RECORDS FOR THE EXERCISE »
★ ★ ★ ★ ★

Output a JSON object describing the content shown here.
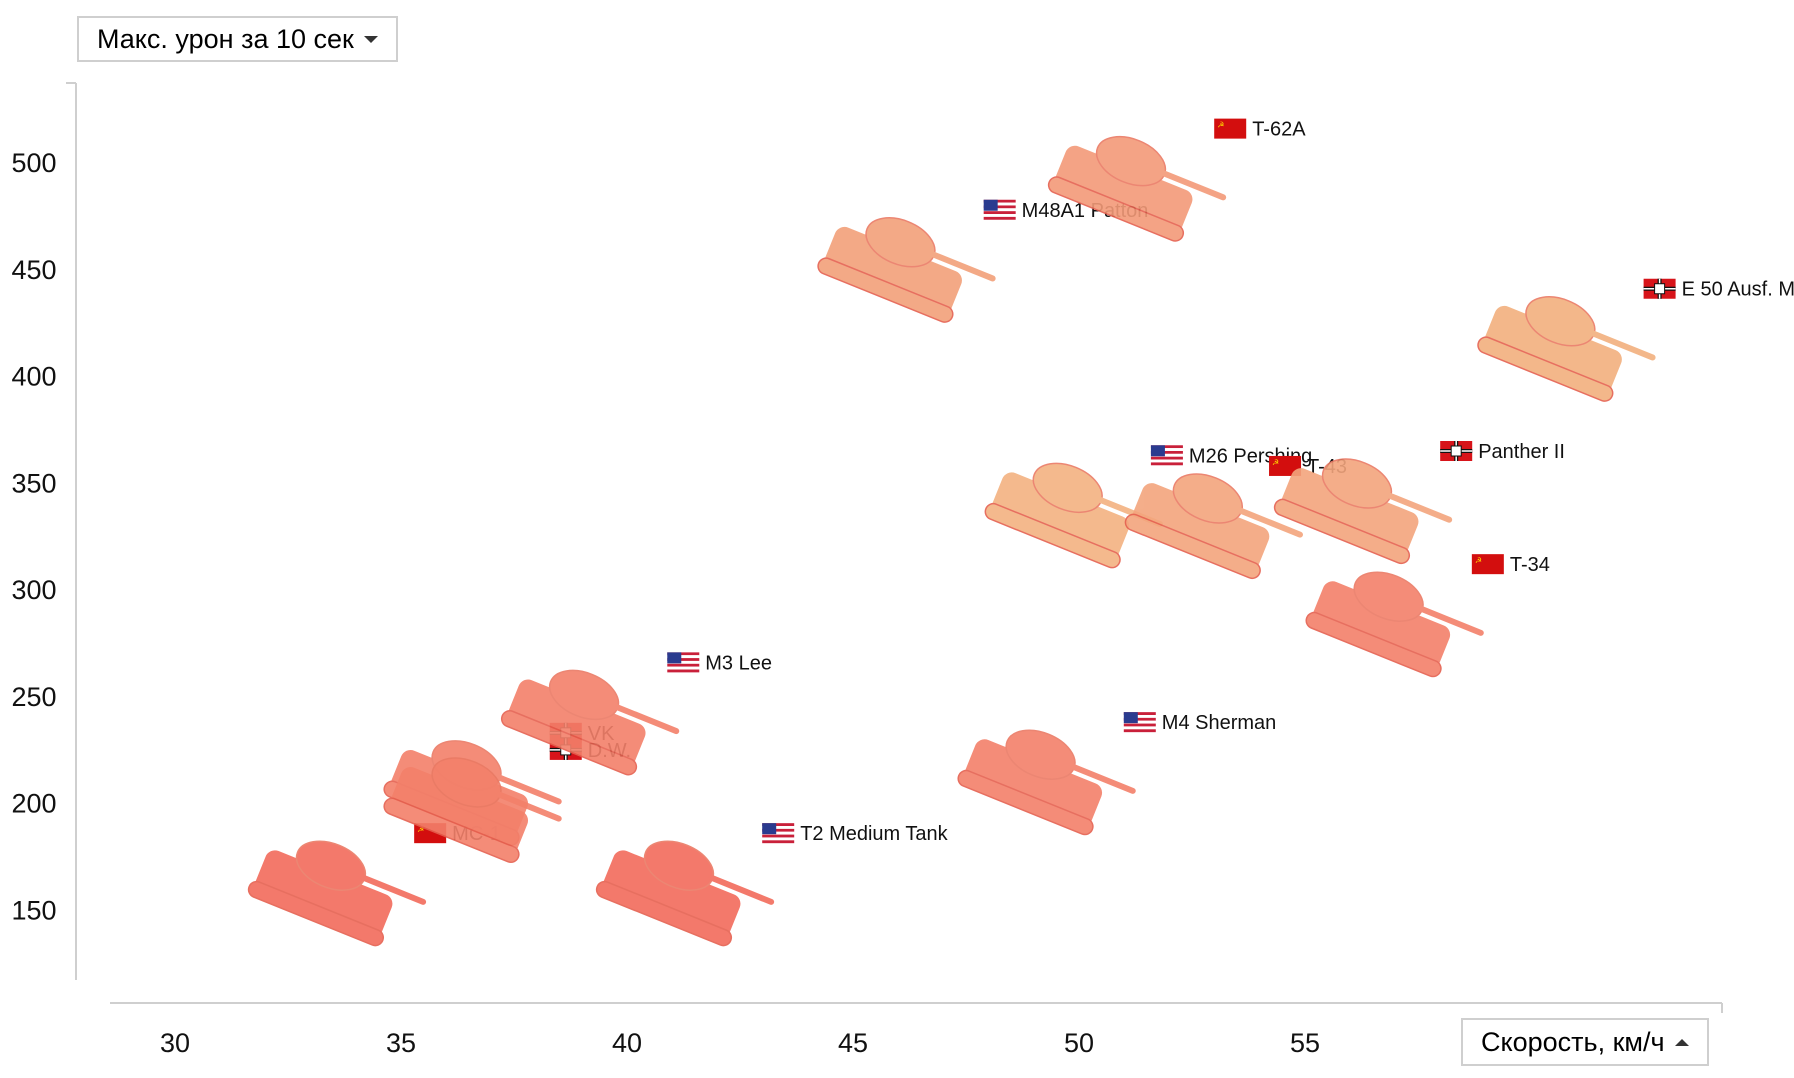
{
  "controls": {
    "y_metric_label": "Макс. урон за 10 сек",
    "x_metric_label": "Скорость, км/ч"
  },
  "chart_data": {
    "type": "scatter",
    "title": "",
    "xlabel": "Скорость, км/ч",
    "ylabel": "Макс. урон за 10 сек",
    "xlim": [
      28.5,
      65
    ],
    "ylim": [
      115,
      540
    ],
    "x_ticks": [
      30,
      35,
      40,
      45,
      50,
      55
    ],
    "y_ticks": [
      150,
      200,
      250,
      300,
      350,
      400,
      450,
      500
    ],
    "grid": false,
    "legend": "none",
    "points": [
      {
        "name": "MC-1",
        "nation": "USSR",
        "x": 33.3,
        "y": 158,
        "color": "#f26b5b",
        "flag_dx": 0
      },
      {
        "name": "VK",
        "nation": "Germany",
        "x": 36.3,
        "y": 205,
        "color": "#f3806a",
        "flag_dx": 0
      },
      {
        "name": "D.W.",
        "nation": "Germany",
        "x": 36.3,
        "y": 197,
        "color": "#f3806a",
        "flag_dx": 0
      },
      {
        "name": "M3 Lee",
        "nation": "USA",
        "x": 38.9,
        "y": 238,
        "color": "#f3806a",
        "flag_dx": 0
      },
      {
        "name": "T2 Medium Tank",
        "nation": "USA",
        "x": 41.0,
        "y": 158,
        "color": "#f26b5b",
        "flag_dx": 0
      },
      {
        "name": "M4 Sherman",
        "nation": "USA",
        "x": 49.0,
        "y": 210,
        "color": "#f3806a",
        "flag_dx": 0
      },
      {
        "name": "M48A1 Patton",
        "nation": "USA",
        "x": 45.9,
        "y": 450,
        "color": "#f2a07a",
        "flag_dx": 0
      },
      {
        "name": "T-62A",
        "nation": "USSR",
        "x": 51.0,
        "y": 488,
        "color": "#f39a78",
        "flag_dx": 0
      },
      {
        "name": "E 50 Ausf. M",
        "nation": "Germany",
        "x": 60.5,
        "y": 413,
        "color": "#f2b07e",
        "flag_dx": 0
      },
      {
        "name": "M26 Pershing",
        "nation": "USA",
        "x": 49.6,
        "y": 335,
        "color": "#f3b281",
        "flag_dx": 0
      },
      {
        "name": "T-43",
        "nation": "USSR",
        "x": 52.7,
        "y": 330,
        "color": "#f3a57d",
        "flag_dx": -22
      },
      {
        "name": "Panther II",
        "nation": "Germany",
        "x": 56.0,
        "y": 337,
        "color": "#f3a57d",
        "flag_dx": 0
      },
      {
        "name": "T-34",
        "nation": "USSR",
        "x": 56.7,
        "y": 284,
        "color": "#f3806a",
        "flag_dx": 0
      }
    ]
  }
}
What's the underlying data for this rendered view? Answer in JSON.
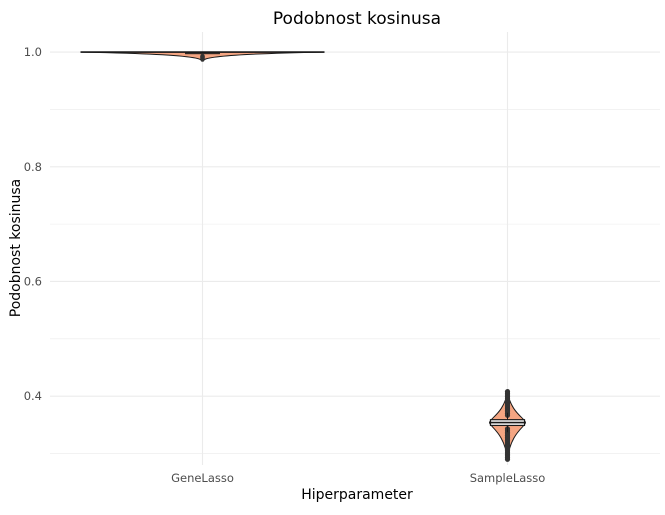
{
  "chart_data": {
    "type": "violin",
    "title": "Podobnost kosinusa",
    "xlabel": "Hiperparameter",
    "ylabel": "Podobnost kosinusa",
    "categories": [
      "GeneLasso",
      "SampleLasso"
    ],
    "ylim": [
      0.28,
      1.035
    ],
    "yticks": [
      0.4,
      0.6,
      0.8,
      1.0
    ],
    "ytick_labels": [
      "0.4",
      "0.6",
      "0.8",
      "1.0"
    ],
    "grid": true,
    "legend": "none",
    "groups": [
      {
        "category": "GeneLasso",
        "min": 0.987,
        "q1": 0.997,
        "median": 0.999,
        "q3": 1.0,
        "max": 1.0,
        "outlier_range": [
          0.987,
          0.993
        ],
        "violin_color": "#f4a582"
      },
      {
        "category": "SampleLasso",
        "min": 0.29,
        "q1": 0.349,
        "median": 0.354,
        "q3": 0.359,
        "max": 0.408,
        "outlier_range": [
          0.29,
          0.408
        ],
        "violin_color": "#f4a582"
      }
    ]
  },
  "colors": {
    "grid": "#ebebeb",
    "box_stroke": "#1a1a1a",
    "outlier": "#333333"
  }
}
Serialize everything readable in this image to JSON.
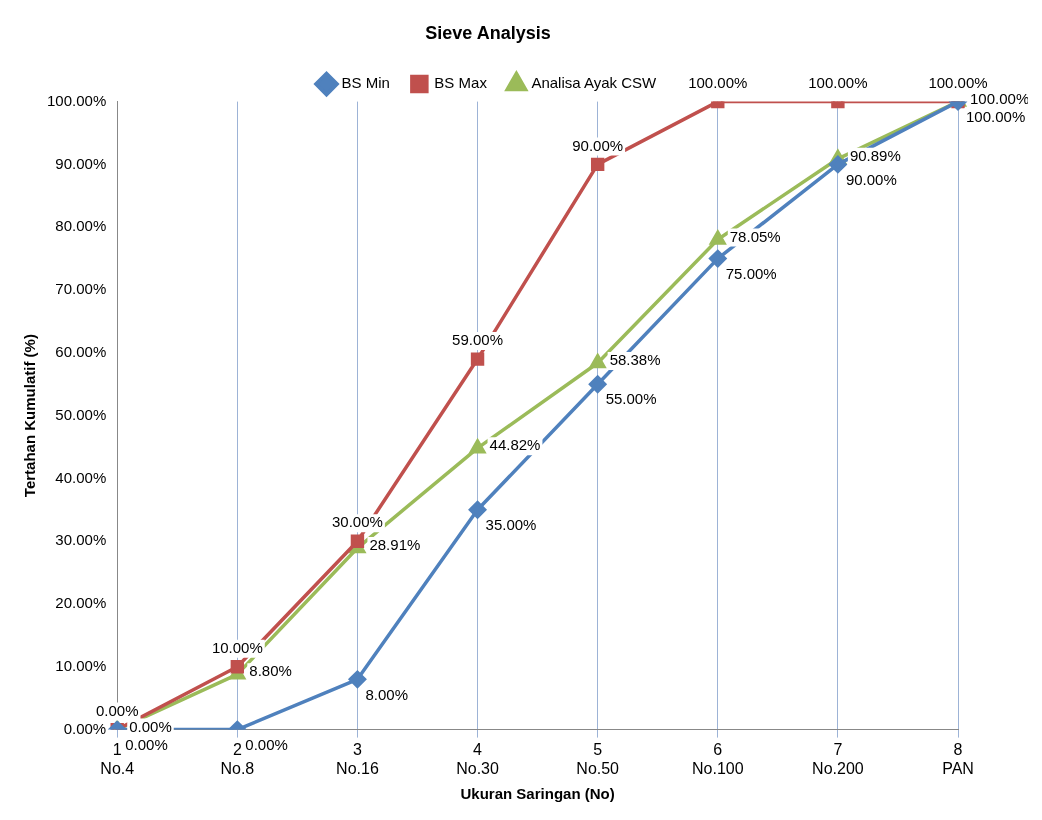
{
  "chart_data": {
    "type": "line",
    "title": "Sieve Analysis",
    "xlabel": "Ukuran Saringan (No)",
    "ylabel": "Tertahan Kumulatif (%)",
    "categories": [
      "1\nNo.4",
      "2\nNo.8",
      "3\nNo.16",
      "4\nNo.30",
      "5\nNo.50",
      "6\nNo.100",
      "7\nNo.200",
      "8\nPAN"
    ],
    "series": [
      {
        "name": "BS Min",
        "color": "#4f81bd",
        "marker": "diamond",
        "values": [
          0,
          0,
          8,
          35,
          55,
          75,
          90,
          100
        ],
        "value_labels": [
          "0.00%",
          "0.00%",
          "8.00%",
          "35.00%",
          "55.00%",
          "75.00%",
          "90.00%",
          "100.00%"
        ]
      },
      {
        "name": "BS Max",
        "color": "#c0504d",
        "marker": "square",
        "values": [
          0,
          10,
          30,
          59,
          90,
          100,
          100,
          100
        ],
        "value_labels": [
          "0.00%",
          "10.00%",
          "30.00%",
          "59.00%",
          "90.00%",
          "100.00%",
          "100.00%",
          "100.00%"
        ]
      },
      {
        "name": "Analisa Ayak CSW",
        "color": "#9bbb59",
        "marker": "triangle",
        "values": [
          0,
          8.8,
          28.91,
          44.82,
          58.38,
          78.05,
          90.89,
          100
        ],
        "value_labels": [
          "0.00%",
          "8.80%",
          "28.91%",
          "44.82%",
          "58.38%",
          "78.05%",
          "90.89%",
          "100.00%"
        ]
      }
    ],
    "ylim": [
      0,
      100
    ],
    "yticks": [
      {
        "value": 0,
        "label": "0.00%"
      },
      {
        "value": 10,
        "label": "10.00%"
      },
      {
        "value": 20,
        "label": "20.00%"
      },
      {
        "value": 30,
        "label": "30.00%"
      },
      {
        "value": 40,
        "label": "40.00%"
      },
      {
        "value": 50,
        "label": "50.00%"
      },
      {
        "value": 60,
        "label": "60.00%"
      },
      {
        "value": 70,
        "label": "70.00%"
      },
      {
        "value": 80,
        "label": "80.00%"
      },
      {
        "value": 90,
        "label": "90.00%"
      },
      {
        "value": 100,
        "label": "100.00%"
      }
    ],
    "grid": "x",
    "legend": "top",
    "line_style": "solid"
  }
}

★ ★ ★ ★ ★

WRITTEN EXERCISE » Will you set down the records word for word while leaving out every picture?

WRITTEN SOLUTION »
Output a JSON object describing the content shown here.
{
  "controls": {
    "y_metric_label": "Макс. урон за 10 сек",
    "x_metric_label": "Скорость, км/ч"
  },
  "chart_data": {
    "type": "scatter",
    "title": "",
    "xlabel": "Скорость, км/ч",
    "ylabel": "Макс. урон за 10 сек",
    "xlim": [
      28.5,
      65
    ],
    "ylim": [
      115,
      540
    ],
    "x_ticks": [
      30,
      35,
      40,
      45,
      50,
      55
    ],
    "y_ticks": [
      150,
      200,
      250,
      300,
      350,
      400,
      450,
      500
    ],
    "grid": false,
    "legend": "none",
    "points": [
      {
        "name": "MC-1",
        "nation": "USSR",
        "x": 33.3,
        "y": 158,
        "color": "#f26b5b",
        "flag_dx": 0
      },
      {
        "name": "VK",
        "nation": "Germany",
        "x": 36.3,
        "y": 205,
        "color": "#f3806a",
        "flag_dx": 0
      },
      {
        "name": "D.W.",
        "nation": "Germany",
        "x": 36.3,
        "y": 197,
        "color": "#f3806a",
        "flag_dx": 0
      },
      {
        "name": "M3 Lee",
        "nation": "USA",
        "x": 38.9,
        "y": 238,
        "color": "#f3806a",
        "flag_dx": 0
      },
      {
        "name": "T2 Medium Tank",
        "nation": "USA",
        "x": 41.0,
        "y": 158,
        "color": "#f26b5b",
        "flag_dx": 0
      },
      {
        "name": "M4 Sherman",
        "nation": "USA",
        "x": 49.0,
        "y": 210,
        "color": "#f3806a",
        "flag_dx": 0
      },
      {
        "name": "M48A1 Patton",
        "nation": "USA",
        "x": 45.9,
        "y": 450,
        "color": "#f2a07a",
        "flag_dx": 0
      },
      {
        "name": "T-62A",
        "nation": "USSR",
        "x": 51.0,
        "y": 488,
        "color": "#f39a78",
        "flag_dx": 0
      },
      {
        "name": "E 50 Ausf. M",
        "nation": "Germany",
        "x": 60.5,
        "y": 413,
        "color": "#f2b07e",
        "flag_dx": 0
      },
      {
        "name": "M26 Pershing",
        "nation": "USA",
        "x": 49.6,
        "y": 335,
        "color": "#f3b281",
        "flag_dx": 0
      },
      {
        "name": "T-43",
        "nation": "USSR",
        "x": 52.7,
        "y": 330,
        "color": "#f3a57d",
        "flag_dx": -22
      },
      {
        "name": "Panther II",
        "nation": "Germany",
        "x": 56.0,
        "y": 337,
        "color": "#f3a57d",
        "flag_dx": 0
      },
      {
        "name": "T-34",
        "nation": "USSR",
        "x": 56.7,
        "y": 284,
        "color": "#f3806a",
        "flag_dx": 0
      }
    ]
  }
}
What's the underlying data for this rendered view? Answer in JSON.
{
  "chart_data": {
    "type": "violin",
    "title": "Podobnost kosinusa",
    "xlabel": "Hiperparameter",
    "ylabel": "Podobnost kosinusa",
    "categories": [
      "GeneLasso",
      "SampleLasso"
    ],
    "ylim": [
      0.28,
      1.035
    ],
    "yticks": [
      0.4,
      0.6,
      0.8,
      1.0
    ],
    "ytick_labels": [
      "0.4",
      "0.6",
      "0.8",
      "1.0"
    ],
    "grid": true,
    "legend": "none",
    "groups": [
      {
        "category": "GeneLasso",
        "min": 0.987,
        "q1": 0.997,
        "median": 0.999,
        "q3": 1.0,
        "max": 1.0,
        "outlier_range": [
          0.987,
          0.993
        ],
        "violin_color": "#f4a582"
      },
      {
        "category": "SampleLasso",
        "min": 0.29,
        "q1": 0.349,
        "median": 0.354,
        "q3": 0.359,
        "max": 0.408,
        "outlier_range": [
          0.29,
          0.408
        ],
        "violin_color": "#f4a582"
      }
    ]
  },
  "colors": {
    "grid": "#ebebeb",
    "box_stroke": "#1a1a1a",
    "outlier": "#333333"
  }
}
Serialize everything readable in this image to JSON.
{
  "chart_data": {
    "type": "line",
    "title": "Sieve Analysis",
    "xlabel": "Ukuran Saringan (No)",
    "ylabel": "Tertahan Kumulatif (%)",
    "categories": [
      "1\nNo.4",
      "2\nNo.8",
      "3\nNo.16",
      "4\nNo.30",
      "5\nNo.50",
      "6\nNo.100",
      "7\nNo.200",
      "8\nPAN"
    ],
    "series": [
      {
        "name": "BS Min",
        "color": "#4f81bd",
        "marker": "diamond",
        "values": [
          0,
          0,
          8,
          35,
          55,
          75,
          90,
          100
        ],
        "value_labels": [
          "0.00%",
          "0.00%",
          "8.00%",
          "35.00%",
          "55.00%",
          "75.00%",
          "90.00%",
          "100.00%"
        ]
      },
      {
        "name": "BS Max",
        "color": "#c0504d",
        "marker": "square",
        "values": [
          0,
          10,
          30,
          59,
          90,
          100,
          100,
          100
        ],
        "value_labels": [
          "0.00%",
          "10.00%",
          "30.00%",
          "59.00%",
          "90.00%",
          "100.00%",
          "100.00%",
          "100.00%"
        ]
      },
      {
        "name": "Analisa Ayak CSW",
        "color": "#9bbb59",
        "marker": "triangle",
        "values": [
          0,
          8.8,
          28.91,
          44.82,
          58.38,
          78.05,
          90.89,
          100
        ],
        "value_labels": [
          "0.00%",
          "8.80%",
          "28.91%",
          "44.82%",
          "58.38%",
          "78.05%",
          "90.89%",
          "100.00%"
        ]
      }
    ],
    "ylim": [
      0,
      100
    ],
    "yticks": [
      {
        "value": 0,
        "label": "0.00%"
      },
      {
        "value": 10,
        "label": "10.00%"
      },
      {
        "value": 20,
        "label": "20.00%"
      },
      {
        "value": 30,
        "label": "30.00%"
      },
      {
        "value": 40,
        "label": "40.00%"
      },
      {
        "value": 50,
        "label": "50.00%"
      },
      {
        "value": 60,
        "label": "60.00%"
      },
      {
        "value": 70,
        "label": "70.00%"
      },
      {
        "value": 80,
        "label": "80.00%"
      },
      {
        "value": 90,
        "label": "90.00%"
      },
      {
        "value": 100,
        "label": "100.00%"
      }
    ],
    "grid": "x",
    "legend": "top",
    "line_style": "solid"
  }
}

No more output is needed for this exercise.